Filter these entries so that only lines with the word "value" remain.

**** Materials provided ****

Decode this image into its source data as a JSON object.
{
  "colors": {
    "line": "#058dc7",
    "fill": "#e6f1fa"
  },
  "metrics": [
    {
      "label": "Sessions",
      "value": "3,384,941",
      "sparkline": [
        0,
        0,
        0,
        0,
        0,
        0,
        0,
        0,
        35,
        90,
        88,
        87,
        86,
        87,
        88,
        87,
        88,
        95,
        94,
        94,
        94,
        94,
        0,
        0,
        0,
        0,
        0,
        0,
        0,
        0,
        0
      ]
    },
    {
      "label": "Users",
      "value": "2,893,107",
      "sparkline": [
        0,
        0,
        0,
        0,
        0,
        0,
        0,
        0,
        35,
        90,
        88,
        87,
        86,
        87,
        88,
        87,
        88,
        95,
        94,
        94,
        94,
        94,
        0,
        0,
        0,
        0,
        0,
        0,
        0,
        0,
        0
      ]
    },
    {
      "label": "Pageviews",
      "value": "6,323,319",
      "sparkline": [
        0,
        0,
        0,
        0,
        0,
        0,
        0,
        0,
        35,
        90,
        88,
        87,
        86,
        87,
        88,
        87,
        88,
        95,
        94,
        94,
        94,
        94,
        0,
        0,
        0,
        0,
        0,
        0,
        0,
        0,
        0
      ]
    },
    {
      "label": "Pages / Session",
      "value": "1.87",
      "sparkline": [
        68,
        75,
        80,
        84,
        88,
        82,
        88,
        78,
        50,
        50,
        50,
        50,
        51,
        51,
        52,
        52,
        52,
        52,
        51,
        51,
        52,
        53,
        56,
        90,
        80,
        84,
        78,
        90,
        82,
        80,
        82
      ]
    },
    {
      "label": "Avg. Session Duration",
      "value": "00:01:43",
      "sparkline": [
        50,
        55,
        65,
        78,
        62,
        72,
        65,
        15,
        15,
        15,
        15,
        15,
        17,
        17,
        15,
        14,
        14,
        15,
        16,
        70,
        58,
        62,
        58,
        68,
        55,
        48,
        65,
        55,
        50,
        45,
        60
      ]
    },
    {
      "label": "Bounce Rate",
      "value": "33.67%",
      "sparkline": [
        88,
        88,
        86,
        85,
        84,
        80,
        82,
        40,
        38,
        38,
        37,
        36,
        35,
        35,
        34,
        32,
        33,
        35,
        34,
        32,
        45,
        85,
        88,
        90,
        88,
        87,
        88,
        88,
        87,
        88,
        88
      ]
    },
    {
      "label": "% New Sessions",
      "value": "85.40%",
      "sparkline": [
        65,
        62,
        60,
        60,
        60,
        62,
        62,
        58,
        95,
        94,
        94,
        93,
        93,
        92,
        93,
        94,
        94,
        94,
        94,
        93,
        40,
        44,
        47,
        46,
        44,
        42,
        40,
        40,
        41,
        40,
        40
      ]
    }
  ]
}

****

Answer for this exercise:
      "value": "3,384,941",
      "value": "2,893,107",
      "value": "6,323,319",
      "value": "1.87",
      "value": "00:01:43",
      "value": "33.67%",
      "value": "85.40%",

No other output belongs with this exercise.